(Item position entries)
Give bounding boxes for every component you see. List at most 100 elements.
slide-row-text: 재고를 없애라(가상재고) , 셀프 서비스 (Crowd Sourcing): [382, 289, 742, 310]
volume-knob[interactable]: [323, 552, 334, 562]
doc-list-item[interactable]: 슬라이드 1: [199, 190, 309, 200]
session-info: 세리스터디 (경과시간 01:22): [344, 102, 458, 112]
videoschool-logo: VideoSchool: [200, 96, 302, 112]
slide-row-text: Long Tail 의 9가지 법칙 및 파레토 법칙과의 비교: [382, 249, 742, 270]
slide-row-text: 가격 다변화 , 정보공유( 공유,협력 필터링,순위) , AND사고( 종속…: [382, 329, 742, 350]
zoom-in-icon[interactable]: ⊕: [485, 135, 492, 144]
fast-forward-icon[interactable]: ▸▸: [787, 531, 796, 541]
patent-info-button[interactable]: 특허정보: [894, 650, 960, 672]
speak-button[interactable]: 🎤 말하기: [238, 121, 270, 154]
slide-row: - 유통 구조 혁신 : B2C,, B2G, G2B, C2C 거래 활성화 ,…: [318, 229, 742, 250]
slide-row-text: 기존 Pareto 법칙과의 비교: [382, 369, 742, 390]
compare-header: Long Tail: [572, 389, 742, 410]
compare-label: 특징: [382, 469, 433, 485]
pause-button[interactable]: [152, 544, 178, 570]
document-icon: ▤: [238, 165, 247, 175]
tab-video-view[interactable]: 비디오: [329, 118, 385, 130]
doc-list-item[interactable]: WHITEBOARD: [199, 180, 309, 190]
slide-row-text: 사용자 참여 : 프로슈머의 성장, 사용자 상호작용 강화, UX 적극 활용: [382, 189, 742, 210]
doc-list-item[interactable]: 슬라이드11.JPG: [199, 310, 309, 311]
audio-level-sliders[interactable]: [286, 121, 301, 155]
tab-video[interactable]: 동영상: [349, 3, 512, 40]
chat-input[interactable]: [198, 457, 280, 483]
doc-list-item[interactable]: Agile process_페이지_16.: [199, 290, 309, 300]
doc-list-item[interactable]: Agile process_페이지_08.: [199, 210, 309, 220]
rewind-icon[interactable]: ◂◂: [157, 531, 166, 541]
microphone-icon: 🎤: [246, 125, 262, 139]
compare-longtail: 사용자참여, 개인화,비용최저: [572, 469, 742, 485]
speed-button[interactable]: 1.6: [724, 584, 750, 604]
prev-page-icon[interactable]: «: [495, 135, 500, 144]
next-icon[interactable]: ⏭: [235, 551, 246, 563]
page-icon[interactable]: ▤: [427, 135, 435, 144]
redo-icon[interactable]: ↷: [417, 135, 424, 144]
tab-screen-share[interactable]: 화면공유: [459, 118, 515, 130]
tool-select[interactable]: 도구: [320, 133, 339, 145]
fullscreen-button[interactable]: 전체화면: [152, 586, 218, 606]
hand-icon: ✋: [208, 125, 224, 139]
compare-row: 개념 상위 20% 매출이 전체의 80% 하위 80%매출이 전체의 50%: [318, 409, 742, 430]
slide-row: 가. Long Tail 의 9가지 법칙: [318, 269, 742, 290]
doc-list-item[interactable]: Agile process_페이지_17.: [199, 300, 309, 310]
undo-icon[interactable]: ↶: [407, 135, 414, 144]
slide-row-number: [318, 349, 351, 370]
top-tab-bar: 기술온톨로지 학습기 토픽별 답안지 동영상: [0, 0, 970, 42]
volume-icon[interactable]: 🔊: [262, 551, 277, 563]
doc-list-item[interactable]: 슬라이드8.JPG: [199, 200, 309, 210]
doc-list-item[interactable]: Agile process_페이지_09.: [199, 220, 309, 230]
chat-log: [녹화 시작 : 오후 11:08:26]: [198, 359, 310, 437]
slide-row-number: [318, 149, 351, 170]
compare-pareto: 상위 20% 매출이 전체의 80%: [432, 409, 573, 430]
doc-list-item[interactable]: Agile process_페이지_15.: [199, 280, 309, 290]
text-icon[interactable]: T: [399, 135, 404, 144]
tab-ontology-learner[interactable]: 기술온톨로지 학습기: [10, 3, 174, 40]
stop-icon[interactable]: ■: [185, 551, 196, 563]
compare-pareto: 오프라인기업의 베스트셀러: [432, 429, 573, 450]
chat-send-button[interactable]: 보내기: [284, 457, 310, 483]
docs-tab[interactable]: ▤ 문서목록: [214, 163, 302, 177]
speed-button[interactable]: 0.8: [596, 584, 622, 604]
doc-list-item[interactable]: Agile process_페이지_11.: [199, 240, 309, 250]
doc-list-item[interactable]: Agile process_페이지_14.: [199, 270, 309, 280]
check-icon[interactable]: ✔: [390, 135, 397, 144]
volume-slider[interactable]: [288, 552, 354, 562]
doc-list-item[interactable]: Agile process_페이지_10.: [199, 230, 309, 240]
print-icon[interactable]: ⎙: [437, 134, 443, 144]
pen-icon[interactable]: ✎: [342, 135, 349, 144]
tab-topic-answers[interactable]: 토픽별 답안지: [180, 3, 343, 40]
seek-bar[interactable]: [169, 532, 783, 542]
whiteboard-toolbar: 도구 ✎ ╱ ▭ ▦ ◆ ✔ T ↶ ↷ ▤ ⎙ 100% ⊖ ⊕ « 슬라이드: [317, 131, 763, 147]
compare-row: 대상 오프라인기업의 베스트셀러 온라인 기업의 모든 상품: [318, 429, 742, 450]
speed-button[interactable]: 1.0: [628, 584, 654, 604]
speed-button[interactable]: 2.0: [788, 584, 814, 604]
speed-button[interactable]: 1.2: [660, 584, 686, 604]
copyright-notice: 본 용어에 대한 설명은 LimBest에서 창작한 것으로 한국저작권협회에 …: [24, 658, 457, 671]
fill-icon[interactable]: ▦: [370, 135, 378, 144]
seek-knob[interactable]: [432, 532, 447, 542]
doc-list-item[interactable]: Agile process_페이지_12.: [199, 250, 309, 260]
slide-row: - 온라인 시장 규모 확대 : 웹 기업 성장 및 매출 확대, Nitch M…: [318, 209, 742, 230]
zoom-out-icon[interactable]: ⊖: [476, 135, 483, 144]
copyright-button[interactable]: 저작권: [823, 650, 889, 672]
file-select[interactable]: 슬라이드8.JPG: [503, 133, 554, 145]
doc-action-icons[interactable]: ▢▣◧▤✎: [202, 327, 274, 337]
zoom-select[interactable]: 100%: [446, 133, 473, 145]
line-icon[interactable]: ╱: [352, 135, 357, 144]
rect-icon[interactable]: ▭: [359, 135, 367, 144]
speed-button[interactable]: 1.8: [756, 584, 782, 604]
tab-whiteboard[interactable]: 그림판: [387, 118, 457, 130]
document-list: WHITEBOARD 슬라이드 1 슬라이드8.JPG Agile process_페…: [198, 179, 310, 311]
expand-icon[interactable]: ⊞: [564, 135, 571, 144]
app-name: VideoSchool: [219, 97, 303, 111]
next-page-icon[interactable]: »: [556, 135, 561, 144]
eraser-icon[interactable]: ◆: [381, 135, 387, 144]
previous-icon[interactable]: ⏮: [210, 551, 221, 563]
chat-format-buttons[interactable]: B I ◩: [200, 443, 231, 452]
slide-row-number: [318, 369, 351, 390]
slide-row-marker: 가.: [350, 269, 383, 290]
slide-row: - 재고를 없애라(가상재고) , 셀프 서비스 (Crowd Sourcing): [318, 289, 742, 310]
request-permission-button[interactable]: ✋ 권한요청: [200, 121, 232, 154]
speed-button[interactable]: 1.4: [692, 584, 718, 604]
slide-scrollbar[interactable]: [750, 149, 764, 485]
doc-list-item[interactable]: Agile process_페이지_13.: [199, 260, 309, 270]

* WORK TO DO *
Please format every item above as a numbered list, leaving out any blank lines.

* SOLVED PROBLEM *
1. Give bounding boxes for every component you see. List at most 100 elements.
2. slide-row-text: 재고를 없애라(가상재고) , 셀프 서비스 (Crowd Sourcing): [382, 289, 742, 310]
3. volume-knob[interactable]: [323, 552, 334, 562]
4. doc-list-item[interactable]: 슬라이드 1: [199, 190, 309, 200]
5. session-info: 세리스터디 (경과시간 01:22): [344, 102, 458, 112]
6. videoschool-logo: VideoSchool: [200, 96, 302, 112]
7. slide-row-text: Long Tail 의 9가지 법칙 및 파레토 법칙과의 비교: [382, 249, 742, 270]
8. slide-row-text: 가격 다변화 , 정보공유( 공유,협력 필터링,순위) , AND사고( 종속…: [382, 329, 742, 350]
9. zoom-in-icon[interactable]: ⊕: [485, 135, 492, 144]
10. fast-forward-icon[interactable]: ▸▸: [787, 531, 796, 541]
11. patent-info-button[interactable]: 특허정보: [894, 650, 960, 672]
12. speak-button[interactable]: 🎤 말하기: [238, 121, 270, 154]
13. slide-row: - 유통 구조 혁신 : B2C,, B2G, G2B, C2C 거래 활성화 ,…: [318, 229, 742, 250]
14. slide-row-text: 기존 Pareto 법칙과의 비교: [382, 369, 742, 390]
15. compare-header: Long Tail: [572, 389, 742, 410]
16. compare-label: 특징: [382, 469, 433, 485]
17. pause-button[interactable]: [152, 544, 178, 570]
18. document-icon: ▤: [238, 165, 247, 175]
19. tab-video-view[interactable]: 비디오: [329, 118, 385, 130]
20. doc-list-item[interactable]: WHITEBOARD: [199, 180, 309, 190]
21. slide-row-text: 사용자 참여 : 프로슈머의 성장, 사용자 상호작용 강화, UX 적극 활용: [382, 189, 742, 210]
22. doc-list-item[interactable]: 슬라이드11.JPG: [199, 310, 309, 311]
23. audio-level-sliders[interactable]: [286, 121, 301, 155]
24. tab-video[interactable]: 동영상: [349, 3, 512, 40]
25. chat-input[interactable]: [198, 457, 280, 483]
26. doc-list-item[interactable]: Agile process_페이지_16.: [199, 290, 309, 300]
27. doc-list-item[interactable]: Agile process_페이지_08.: [199, 210, 309, 220]
28. rewind-icon[interactable]: ◂◂: [157, 531, 166, 541]
29. microphone-icon: 🎤: [246, 125, 262, 139]
30. compare-longtail: 사용자참여, 개인화,비용최저: [572, 469, 742, 485]
31. speed-button[interactable]: 1.6: [724, 584, 750, 604]
32. prev-page-icon[interactable]: «: [495, 135, 500, 144]
33. next-icon[interactable]: ⏭: [235, 551, 246, 563]
34. page-icon[interactable]: ▤: [427, 135, 435, 144]
35. redo-icon[interactable]: ↷: [417, 135, 424, 144]
36. tab-screen-share[interactable]: 화면공유: [459, 118, 515, 130]
37. tool-select[interactable]: 도구: [320, 133, 339, 145]
38. fullscreen-button[interactable]: 전체화면: [152, 586, 218, 606]
39. hand-icon: ✋: [208, 125, 224, 139]
40. compare-row: 개념 상위 20% 매출이 전체의 80% 하위 80%매출이 전체의 50%: [318, 409, 742, 430]
41. slide-row: 가. Long Tail 의 9가지 법칙: [318, 269, 742, 290]
42. doc-list-item[interactable]: Agile process_페이지_17.: [199, 300, 309, 310]
43. undo-icon[interactable]: ↶: [407, 135, 414, 144]
44. slide-row-number: [318, 349, 351, 370]
45. top-tab-bar: 기술온톨로지 학습기 토픽별 답안지 동영상: [0, 0, 970, 42]
46. volume-icon[interactable]: 🔊: [262, 551, 277, 563]
47. doc-list-item[interactable]: 슬라이드8.JPG: [199, 200, 309, 210]
48. doc-list-item[interactable]: Agile process_페이지_09.: [199, 220, 309, 230]
49. chat-log: [녹화 시작 : 오후 11:08:26]: [198, 359, 310, 437]
50. slide-row-number: [318, 149, 351, 170]
51. compare-pareto: 상위 20% 매출이 전체의 80%: [432, 409, 573, 430]
52. doc-list-item[interactable]: Agile process_페이지_15.: [199, 280, 309, 290]
53. text-icon[interactable]: T: [399, 135, 404, 144]
54. tab-ontology-learner[interactable]: 기술온톨로지 학습기: [10, 3, 174, 40]
55. stop-icon[interactable]: ■: [185, 551, 196, 563]
56. compare-pareto: 오프라인기업의 베스트셀러: [432, 429, 573, 450]
57. chat-send-button[interactable]: 보내기: [284, 457, 310, 483]
58. docs-tab[interactable]: ▤ 문서목록: [214, 163, 302, 177]
59. speed-button[interactable]: 0.8: [596, 584, 622, 604]
60. doc-list-item[interactable]: Agile process_페이지_11.: [199, 240, 309, 250]
61. doc-list-item[interactable]: Agile process_페이지_14.: [199, 270, 309, 280]
62. check-icon[interactable]: ✔: [390, 135, 397, 144]
63. volume-slider[interactable]: [288, 552, 354, 562]
64. doc-list-item[interactable]: Agile process_페이지_10.: [199, 230, 309, 240]
65. print-icon[interactable]: ⎙: [437, 134, 443, 144]
66. pen-icon[interactable]: ✎: [342, 135, 349, 144]
67. tab-topic-answers[interactable]: 토픽별 답안지: [180, 3, 343, 40]
68. seek-bar[interactable]: [169, 532, 783, 542]
69. whiteboard-toolbar: 도구 ✎ ╱ ▭ ▦ ◆ ✔ T ↶ ↷ ▤ ⎙ 100% ⊖ ⊕ « 슬라이드: [317, 131, 763, 147]
70. compare-row: 대상 오프라인기업의 베스트셀러 온라인 기업의 모든 상품: [318, 429, 742, 450]
71. speed-button[interactable]: 1.0: [628, 584, 654, 604]
72. speed-button[interactable]: 2.0: [788, 584, 814, 604]
73. speed-button[interactable]: 1.2: [660, 584, 686, 604]
74. copyright-notice: 본 용어에 대한 설명은 LimBest에서 창작한 것으로 한국저작권협회에 …: [24, 658, 457, 671]
75. fill-icon[interactable]: ▦: [370, 135, 378, 144]
76. seek-knob[interactable]: [432, 532, 447, 542]
77. doc-list-item[interactable]: Agile process_페이지_12.: [199, 250, 309, 260]
78. slide-row: - 온라인 시장 규모 확대 : 웹 기업 성장 및 매출 확대, Nitch M…: [318, 209, 742, 230]
79. zoom-out-icon[interactable]: ⊖: [476, 135, 483, 144]
80. copyright-button[interactable]: 저작권: [823, 650, 889, 672]
81. file-select[interactable]: 슬라이드8.JPG: [503, 133, 554, 145]
82. doc-action-icons[interactable]: ▢▣◧▤✎: [202, 327, 274, 337]
83. zoom-select[interactable]: 100%: [446, 133, 473, 145]
84. line-icon[interactable]: ╱: [352, 135, 357, 144]
85. rect-icon[interactable]: ▭: [359, 135, 367, 144]
86. speed-button[interactable]: 1.8: [756, 584, 782, 604]
87. tab-whiteboard[interactable]: 그림판: [387, 118, 457, 130]
88. document-list: WHITEBOARD 슬라이드 1 슬라이드8.JPG Agile process_페…: [198, 179, 310, 311]
89. expand-icon[interactable]: ⊞: [564, 135, 571, 144]
90. app-name: VideoSchool: [219, 97, 303, 111]
91. next-page-icon[interactable]: »: [556, 135, 561, 144]
92. eraser-icon[interactable]: ◆: [381, 135, 387, 144]
93. previous-icon[interactable]: ⏮: [210, 551, 221, 563]
94. chat-format-buttons[interactable]: B I ◩: [200, 443, 231, 452]
95. slide-row-number: [318, 369, 351, 390]
96. slide-row-marker: 가.: [350, 269, 383, 290]
97. slide-row: - 재고를 없애라(가상재고) , 셀프 서비스 (Crowd Sourcing): [318, 289, 742, 310]
98. request-permission-button[interactable]: ✋ 권한요청: [200, 121, 232, 154]
99. speed-button[interactable]: 1.4: [692, 584, 718, 604]
100. slide-scrollbar[interactable]: [750, 149, 764, 485]
101. doc-list-item[interactable]: Agile process_페이지_13.: [199, 260, 309, 270]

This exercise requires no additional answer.